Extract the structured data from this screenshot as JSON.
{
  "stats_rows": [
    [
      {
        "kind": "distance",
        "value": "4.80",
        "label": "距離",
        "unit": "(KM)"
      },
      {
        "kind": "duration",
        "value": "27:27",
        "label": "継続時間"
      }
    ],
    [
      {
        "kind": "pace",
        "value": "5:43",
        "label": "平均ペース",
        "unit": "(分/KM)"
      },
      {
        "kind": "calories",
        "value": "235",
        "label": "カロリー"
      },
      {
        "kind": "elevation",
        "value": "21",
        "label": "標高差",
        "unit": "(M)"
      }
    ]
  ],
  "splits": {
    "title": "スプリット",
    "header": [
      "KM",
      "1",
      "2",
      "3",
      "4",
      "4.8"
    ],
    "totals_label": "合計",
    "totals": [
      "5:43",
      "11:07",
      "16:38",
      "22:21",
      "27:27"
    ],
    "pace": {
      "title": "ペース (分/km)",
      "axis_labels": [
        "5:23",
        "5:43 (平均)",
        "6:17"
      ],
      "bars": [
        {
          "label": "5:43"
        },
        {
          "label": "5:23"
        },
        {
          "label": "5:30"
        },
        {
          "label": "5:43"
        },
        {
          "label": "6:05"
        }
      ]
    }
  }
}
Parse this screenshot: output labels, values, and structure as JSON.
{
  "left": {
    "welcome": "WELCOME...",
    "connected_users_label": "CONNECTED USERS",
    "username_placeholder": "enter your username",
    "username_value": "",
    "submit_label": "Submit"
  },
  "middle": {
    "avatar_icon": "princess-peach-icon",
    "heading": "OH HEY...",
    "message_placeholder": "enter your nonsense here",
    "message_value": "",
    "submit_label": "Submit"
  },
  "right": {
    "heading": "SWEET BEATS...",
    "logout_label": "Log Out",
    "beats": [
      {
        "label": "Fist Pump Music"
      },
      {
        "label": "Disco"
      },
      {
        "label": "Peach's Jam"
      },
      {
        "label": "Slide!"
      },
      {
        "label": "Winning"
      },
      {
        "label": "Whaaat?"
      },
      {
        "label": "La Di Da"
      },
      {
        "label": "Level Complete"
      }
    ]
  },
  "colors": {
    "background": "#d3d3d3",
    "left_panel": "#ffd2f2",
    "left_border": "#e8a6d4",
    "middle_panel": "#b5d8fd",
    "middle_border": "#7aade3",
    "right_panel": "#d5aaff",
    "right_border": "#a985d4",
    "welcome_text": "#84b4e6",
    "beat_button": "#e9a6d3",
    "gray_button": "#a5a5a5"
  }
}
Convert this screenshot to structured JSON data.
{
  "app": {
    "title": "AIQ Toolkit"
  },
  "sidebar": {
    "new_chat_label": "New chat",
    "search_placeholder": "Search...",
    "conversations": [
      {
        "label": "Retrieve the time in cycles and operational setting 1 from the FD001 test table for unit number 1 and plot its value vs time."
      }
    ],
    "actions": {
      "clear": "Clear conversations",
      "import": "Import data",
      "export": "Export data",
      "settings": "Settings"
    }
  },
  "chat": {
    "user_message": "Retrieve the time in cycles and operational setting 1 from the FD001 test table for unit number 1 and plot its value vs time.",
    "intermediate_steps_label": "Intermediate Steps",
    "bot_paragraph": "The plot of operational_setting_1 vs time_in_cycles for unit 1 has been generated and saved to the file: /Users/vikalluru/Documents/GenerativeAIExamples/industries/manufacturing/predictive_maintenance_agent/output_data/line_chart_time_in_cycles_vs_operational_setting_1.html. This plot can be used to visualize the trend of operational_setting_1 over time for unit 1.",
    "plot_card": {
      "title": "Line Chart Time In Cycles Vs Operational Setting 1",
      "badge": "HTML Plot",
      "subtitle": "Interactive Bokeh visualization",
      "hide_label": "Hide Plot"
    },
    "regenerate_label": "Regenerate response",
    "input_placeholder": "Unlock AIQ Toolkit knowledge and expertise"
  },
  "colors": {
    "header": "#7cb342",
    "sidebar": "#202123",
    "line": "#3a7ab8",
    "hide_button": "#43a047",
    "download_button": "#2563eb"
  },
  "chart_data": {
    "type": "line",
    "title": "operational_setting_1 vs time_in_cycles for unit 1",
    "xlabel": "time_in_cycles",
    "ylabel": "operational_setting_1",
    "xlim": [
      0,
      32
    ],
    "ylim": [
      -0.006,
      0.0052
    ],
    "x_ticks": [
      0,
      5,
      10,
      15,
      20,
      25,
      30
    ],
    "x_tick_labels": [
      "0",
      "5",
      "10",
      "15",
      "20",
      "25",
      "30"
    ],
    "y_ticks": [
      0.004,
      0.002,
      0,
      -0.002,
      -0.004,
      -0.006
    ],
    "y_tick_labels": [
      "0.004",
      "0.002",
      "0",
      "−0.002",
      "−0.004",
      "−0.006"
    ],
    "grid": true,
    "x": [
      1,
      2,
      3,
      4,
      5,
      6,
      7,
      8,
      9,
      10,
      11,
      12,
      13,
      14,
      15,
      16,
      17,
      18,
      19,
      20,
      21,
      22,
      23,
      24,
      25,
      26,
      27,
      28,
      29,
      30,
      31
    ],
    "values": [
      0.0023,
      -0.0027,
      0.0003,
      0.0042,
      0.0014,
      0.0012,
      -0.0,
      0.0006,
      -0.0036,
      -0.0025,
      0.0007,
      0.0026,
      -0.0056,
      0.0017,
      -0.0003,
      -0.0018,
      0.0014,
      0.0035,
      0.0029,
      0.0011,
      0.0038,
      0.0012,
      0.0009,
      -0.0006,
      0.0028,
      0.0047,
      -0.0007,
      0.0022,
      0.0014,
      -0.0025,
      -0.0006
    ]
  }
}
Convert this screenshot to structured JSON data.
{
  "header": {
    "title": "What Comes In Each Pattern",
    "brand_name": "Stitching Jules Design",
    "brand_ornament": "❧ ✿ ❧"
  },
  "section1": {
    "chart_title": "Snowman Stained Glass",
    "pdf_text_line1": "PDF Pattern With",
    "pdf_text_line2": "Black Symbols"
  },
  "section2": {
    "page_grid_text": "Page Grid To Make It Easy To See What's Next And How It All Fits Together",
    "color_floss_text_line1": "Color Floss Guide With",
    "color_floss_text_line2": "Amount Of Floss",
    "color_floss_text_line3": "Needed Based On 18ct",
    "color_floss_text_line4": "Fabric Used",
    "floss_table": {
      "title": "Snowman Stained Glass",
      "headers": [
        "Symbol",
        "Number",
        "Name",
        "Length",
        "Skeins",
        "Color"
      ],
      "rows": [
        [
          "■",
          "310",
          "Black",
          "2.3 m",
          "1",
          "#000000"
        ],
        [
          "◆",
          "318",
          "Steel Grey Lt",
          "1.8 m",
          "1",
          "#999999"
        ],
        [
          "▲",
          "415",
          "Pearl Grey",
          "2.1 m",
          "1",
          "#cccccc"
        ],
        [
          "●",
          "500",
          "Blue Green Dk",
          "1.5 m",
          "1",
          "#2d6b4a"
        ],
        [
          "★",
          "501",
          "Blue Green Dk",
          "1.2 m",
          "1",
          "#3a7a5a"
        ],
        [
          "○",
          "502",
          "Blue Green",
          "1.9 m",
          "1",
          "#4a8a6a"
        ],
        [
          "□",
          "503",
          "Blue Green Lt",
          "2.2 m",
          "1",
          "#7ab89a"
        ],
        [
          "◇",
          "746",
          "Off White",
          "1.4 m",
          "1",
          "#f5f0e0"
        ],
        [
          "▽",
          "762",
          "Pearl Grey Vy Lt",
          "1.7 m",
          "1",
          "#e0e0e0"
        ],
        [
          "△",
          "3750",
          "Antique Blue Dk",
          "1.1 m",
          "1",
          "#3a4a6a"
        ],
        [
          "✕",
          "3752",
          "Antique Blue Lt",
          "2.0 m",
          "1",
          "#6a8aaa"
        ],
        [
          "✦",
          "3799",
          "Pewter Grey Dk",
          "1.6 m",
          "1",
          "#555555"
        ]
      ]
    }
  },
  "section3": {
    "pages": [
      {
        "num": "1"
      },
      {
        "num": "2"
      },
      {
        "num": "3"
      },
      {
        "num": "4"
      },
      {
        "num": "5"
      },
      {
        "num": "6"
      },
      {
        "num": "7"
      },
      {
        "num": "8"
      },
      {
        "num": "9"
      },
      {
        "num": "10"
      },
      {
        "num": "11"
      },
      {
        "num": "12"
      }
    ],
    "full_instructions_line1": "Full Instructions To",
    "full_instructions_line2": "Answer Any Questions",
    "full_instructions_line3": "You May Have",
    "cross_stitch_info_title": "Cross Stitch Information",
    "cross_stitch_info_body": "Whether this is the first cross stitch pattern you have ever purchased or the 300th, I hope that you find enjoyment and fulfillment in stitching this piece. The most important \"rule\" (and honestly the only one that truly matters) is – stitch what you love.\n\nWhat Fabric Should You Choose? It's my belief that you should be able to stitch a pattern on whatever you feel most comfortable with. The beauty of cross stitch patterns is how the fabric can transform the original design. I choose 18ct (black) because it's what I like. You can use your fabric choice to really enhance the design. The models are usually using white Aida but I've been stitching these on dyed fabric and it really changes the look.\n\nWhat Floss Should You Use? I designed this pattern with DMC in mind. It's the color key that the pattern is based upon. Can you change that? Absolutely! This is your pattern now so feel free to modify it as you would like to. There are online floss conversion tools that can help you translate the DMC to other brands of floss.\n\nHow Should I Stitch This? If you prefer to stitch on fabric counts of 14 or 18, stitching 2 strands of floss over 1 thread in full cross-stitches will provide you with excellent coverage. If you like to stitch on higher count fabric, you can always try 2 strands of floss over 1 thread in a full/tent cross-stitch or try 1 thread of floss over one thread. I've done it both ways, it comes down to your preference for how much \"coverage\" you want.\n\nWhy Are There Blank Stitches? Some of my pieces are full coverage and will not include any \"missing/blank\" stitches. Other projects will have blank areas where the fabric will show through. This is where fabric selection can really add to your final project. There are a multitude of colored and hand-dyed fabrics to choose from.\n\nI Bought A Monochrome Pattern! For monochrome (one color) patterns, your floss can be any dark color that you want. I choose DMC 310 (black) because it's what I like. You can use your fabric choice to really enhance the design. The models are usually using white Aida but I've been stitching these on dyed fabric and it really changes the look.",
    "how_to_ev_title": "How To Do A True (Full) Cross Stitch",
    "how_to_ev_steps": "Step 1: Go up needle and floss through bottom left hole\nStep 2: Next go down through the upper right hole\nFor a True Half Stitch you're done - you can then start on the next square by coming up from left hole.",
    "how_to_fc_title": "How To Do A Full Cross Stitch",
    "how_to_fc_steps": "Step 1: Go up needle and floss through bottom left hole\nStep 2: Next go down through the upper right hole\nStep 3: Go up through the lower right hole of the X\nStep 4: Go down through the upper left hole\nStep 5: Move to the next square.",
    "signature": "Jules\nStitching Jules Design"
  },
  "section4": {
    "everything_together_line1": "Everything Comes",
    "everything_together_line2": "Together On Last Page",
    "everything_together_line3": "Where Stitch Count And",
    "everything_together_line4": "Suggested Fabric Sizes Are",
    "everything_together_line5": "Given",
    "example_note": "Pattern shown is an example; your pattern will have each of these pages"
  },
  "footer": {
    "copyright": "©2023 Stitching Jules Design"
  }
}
++++++++
_What this task involves_.
Show all lines in the entries above where the word "hole" appears.

_The output_.
    "how_to_ev_steps": "Step 1: Go up needle and floss through bottom left hole\nStep 2: Next go down through the upper right hole\nFor a True Half Stitch you're done - you can then start on the next square by coming up from left hole.",
    "how_to_fc_steps": "Step 1: Go up needle and floss through bottom left hole\nStep 2: Next go down through the upper right hole\nStep 3: Go up through the lower right hole of the X\nStep 4: Go down through the upper left hole\nStep 5: Move to the next square.",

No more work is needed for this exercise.